PROBLEM DESCRIPTION ▸
Render the following material again verbatim, leaving nothing out.

::: DATA FOR THIS TASK :::

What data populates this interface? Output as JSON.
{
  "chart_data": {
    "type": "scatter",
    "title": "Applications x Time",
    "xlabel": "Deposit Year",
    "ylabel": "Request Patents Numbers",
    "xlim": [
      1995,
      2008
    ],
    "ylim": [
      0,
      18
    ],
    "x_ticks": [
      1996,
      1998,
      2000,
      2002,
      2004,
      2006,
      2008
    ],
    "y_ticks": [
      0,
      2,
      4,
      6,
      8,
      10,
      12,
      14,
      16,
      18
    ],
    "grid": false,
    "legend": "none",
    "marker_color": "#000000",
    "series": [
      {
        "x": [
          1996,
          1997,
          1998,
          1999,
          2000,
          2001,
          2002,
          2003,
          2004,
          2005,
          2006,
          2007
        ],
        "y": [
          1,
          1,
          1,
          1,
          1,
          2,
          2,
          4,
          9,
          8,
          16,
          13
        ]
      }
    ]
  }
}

:::

RESULT FOR THIS TASK ▸
What data populates this interface? Output as JSON.
{
  "chart_data": {
    "type": "scatter",
    "title": "Applications x Time",
    "xlabel": "Deposit Year",
    "ylabel": "Request Patents Numbers",
    "xlim": [
      1995,
      2008
    ],
    "ylim": [
      0,
      18
    ],
    "x_ticks": [
      1996,
      1998,
      2000,
      2002,
      2004,
      2006,
      2008
    ],
    "y_ticks": [
      0,
      2,
      4,
      6,
      8,
      10,
      12,
      14,
      16,
      18
    ],
    "grid": false,
    "legend": "none",
    "marker_color": "#000000",
    "series": [
      {
        "x": [
          1996,
          1997,
          1998,
          1999,
          2000,
          2001,
          2002,
          2003,
          2004,
          2005,
          2006,
          2007
        ],
        "y": [
          1,
          1,
          1,
          1,
          1,
          2,
          2,
          4,
          9,
          8,
          16,
          13
        ]
      }
    ]
  }
}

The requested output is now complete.